* Exercise goal: In the data below, find each line containing the string "trimestre" and return it.

┏━━

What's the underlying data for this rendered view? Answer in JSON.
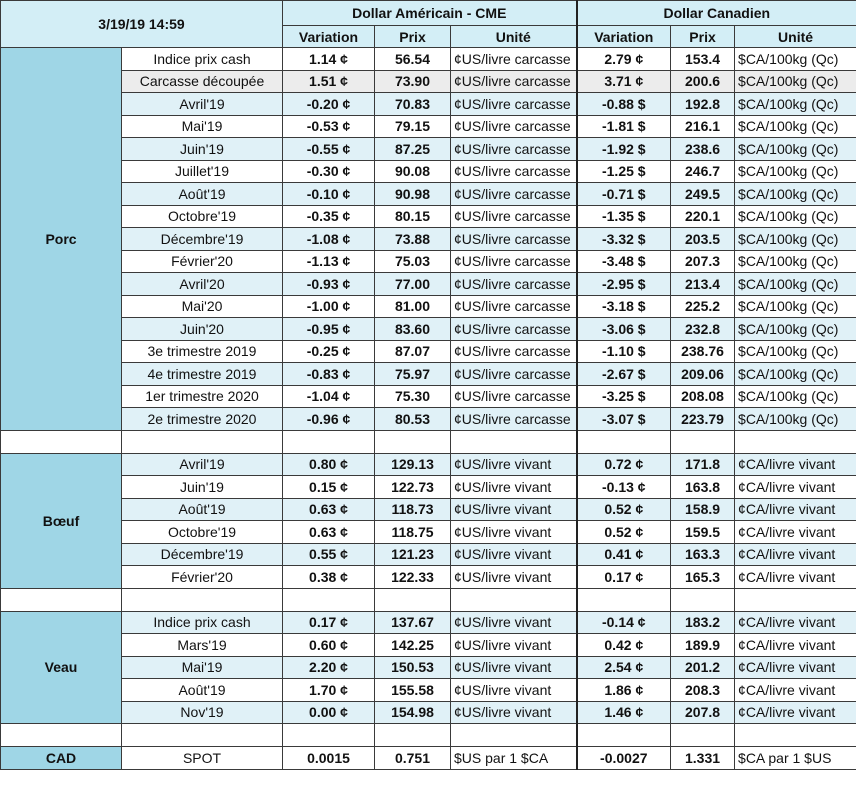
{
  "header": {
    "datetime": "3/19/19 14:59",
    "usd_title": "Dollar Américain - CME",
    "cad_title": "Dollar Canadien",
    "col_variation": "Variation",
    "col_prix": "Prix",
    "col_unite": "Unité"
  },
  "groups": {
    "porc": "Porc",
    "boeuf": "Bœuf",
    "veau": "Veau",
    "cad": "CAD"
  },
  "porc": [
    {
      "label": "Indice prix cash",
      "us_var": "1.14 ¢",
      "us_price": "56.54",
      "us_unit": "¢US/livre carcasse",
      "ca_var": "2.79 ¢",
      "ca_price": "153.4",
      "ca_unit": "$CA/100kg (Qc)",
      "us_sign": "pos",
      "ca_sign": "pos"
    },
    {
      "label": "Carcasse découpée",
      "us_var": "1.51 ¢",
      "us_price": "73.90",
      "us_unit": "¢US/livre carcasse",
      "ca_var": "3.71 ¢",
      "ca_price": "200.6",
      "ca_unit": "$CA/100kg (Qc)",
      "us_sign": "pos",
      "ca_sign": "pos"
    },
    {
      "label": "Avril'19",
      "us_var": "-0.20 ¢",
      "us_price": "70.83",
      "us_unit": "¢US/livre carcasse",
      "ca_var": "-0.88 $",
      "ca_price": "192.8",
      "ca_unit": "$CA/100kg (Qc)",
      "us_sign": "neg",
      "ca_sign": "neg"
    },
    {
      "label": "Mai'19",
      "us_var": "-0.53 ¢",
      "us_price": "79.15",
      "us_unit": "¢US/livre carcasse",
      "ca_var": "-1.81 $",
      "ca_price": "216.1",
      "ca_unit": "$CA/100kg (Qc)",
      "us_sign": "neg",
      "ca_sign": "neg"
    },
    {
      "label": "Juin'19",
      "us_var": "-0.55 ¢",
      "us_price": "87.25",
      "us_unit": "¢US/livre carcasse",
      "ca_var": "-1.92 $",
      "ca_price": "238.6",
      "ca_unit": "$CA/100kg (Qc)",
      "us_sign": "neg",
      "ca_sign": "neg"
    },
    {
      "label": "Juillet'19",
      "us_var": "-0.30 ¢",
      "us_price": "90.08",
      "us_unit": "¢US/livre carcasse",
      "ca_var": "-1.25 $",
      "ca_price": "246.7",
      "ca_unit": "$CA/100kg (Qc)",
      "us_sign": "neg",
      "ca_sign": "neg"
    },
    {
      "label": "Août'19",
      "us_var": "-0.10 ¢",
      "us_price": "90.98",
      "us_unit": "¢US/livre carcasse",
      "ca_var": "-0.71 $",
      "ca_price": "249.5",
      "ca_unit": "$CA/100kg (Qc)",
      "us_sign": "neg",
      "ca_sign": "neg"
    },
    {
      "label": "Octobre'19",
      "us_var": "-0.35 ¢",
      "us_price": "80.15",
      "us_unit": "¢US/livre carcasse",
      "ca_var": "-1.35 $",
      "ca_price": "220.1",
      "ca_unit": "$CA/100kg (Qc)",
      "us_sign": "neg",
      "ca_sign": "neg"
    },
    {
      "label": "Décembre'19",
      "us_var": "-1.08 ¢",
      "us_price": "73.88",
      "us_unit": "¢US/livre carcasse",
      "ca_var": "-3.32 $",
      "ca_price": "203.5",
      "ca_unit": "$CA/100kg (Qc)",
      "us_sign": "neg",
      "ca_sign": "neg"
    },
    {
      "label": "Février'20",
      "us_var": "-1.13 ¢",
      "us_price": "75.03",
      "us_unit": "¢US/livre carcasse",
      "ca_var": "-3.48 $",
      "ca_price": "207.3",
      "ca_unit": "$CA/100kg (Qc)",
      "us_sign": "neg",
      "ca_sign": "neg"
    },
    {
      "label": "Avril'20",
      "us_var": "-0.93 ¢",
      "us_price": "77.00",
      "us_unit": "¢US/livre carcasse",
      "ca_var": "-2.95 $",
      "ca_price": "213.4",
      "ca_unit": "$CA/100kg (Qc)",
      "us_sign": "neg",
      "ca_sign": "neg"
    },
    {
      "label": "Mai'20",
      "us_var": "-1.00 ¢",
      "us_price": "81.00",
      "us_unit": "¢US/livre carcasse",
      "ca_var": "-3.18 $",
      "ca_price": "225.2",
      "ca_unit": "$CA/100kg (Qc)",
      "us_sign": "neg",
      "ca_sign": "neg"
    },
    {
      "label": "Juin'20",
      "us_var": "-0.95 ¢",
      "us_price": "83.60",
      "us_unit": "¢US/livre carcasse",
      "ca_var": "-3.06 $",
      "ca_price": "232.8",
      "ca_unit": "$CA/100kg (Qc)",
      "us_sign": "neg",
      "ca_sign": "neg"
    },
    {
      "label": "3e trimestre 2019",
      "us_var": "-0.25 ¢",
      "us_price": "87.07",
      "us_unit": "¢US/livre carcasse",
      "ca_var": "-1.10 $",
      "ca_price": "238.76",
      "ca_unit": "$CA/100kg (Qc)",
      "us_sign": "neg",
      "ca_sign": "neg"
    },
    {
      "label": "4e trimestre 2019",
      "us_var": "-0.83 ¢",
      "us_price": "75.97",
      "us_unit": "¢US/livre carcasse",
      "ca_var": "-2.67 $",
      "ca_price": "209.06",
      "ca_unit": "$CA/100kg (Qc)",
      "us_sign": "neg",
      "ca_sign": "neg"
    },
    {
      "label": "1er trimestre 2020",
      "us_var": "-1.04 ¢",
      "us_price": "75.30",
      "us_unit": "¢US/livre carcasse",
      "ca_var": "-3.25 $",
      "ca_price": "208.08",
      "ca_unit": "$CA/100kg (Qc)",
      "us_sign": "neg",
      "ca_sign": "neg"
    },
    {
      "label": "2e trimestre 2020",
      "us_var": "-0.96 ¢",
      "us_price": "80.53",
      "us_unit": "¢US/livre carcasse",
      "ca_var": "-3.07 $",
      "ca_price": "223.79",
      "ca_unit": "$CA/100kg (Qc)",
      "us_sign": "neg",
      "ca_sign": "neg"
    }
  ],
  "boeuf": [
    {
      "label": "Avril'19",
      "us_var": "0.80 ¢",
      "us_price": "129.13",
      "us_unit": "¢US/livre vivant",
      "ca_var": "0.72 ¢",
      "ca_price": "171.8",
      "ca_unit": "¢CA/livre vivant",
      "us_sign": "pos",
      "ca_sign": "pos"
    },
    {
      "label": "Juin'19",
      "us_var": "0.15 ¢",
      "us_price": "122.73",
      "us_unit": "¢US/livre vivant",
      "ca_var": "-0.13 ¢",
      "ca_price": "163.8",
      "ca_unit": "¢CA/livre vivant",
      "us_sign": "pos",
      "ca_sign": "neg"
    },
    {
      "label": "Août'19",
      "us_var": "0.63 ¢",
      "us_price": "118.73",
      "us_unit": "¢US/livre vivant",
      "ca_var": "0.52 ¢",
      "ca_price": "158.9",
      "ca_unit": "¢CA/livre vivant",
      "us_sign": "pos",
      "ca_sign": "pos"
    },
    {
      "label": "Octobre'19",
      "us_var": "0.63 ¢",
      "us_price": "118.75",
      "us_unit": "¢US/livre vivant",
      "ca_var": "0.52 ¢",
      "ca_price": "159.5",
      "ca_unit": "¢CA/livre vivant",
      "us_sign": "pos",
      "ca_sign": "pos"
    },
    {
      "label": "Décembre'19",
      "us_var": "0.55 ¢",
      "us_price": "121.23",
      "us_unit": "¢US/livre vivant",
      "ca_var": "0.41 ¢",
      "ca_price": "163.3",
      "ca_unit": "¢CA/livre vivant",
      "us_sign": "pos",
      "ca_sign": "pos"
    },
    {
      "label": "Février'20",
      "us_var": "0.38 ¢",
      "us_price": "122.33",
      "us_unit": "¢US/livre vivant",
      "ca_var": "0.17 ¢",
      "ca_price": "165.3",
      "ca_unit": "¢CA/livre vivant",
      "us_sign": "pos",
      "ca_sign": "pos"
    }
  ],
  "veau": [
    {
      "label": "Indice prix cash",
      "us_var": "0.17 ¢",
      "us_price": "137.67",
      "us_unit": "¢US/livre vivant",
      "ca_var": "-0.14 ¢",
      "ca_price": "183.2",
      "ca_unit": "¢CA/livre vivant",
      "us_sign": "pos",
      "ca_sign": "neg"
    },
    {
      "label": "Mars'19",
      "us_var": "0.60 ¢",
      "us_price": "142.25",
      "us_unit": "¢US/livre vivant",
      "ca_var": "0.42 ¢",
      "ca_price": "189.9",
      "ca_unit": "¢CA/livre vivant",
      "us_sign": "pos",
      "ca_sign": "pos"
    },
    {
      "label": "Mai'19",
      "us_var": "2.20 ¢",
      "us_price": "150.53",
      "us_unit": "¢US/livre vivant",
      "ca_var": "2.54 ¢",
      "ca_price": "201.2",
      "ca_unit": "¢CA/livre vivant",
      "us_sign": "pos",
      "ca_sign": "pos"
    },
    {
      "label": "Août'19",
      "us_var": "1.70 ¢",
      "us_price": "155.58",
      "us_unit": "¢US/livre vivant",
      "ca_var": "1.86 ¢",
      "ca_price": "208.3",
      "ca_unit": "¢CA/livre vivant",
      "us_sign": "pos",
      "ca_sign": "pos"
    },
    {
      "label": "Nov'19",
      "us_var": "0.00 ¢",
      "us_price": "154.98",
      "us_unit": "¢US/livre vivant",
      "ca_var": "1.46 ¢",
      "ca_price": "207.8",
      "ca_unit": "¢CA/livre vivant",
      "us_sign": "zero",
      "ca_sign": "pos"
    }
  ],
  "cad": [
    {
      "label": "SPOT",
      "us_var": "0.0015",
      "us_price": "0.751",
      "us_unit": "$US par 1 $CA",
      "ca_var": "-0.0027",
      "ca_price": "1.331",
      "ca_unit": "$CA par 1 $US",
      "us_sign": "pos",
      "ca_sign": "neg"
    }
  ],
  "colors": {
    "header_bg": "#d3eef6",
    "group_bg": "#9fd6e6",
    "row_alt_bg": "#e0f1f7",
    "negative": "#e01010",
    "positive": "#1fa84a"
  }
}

┗━━

* Output below:
      "label": "3e trimestre 2019",
      "label": "4e trimestre 2019",
      "label": "1er trimestre 2020",
      "label": "2e trimestre 2020",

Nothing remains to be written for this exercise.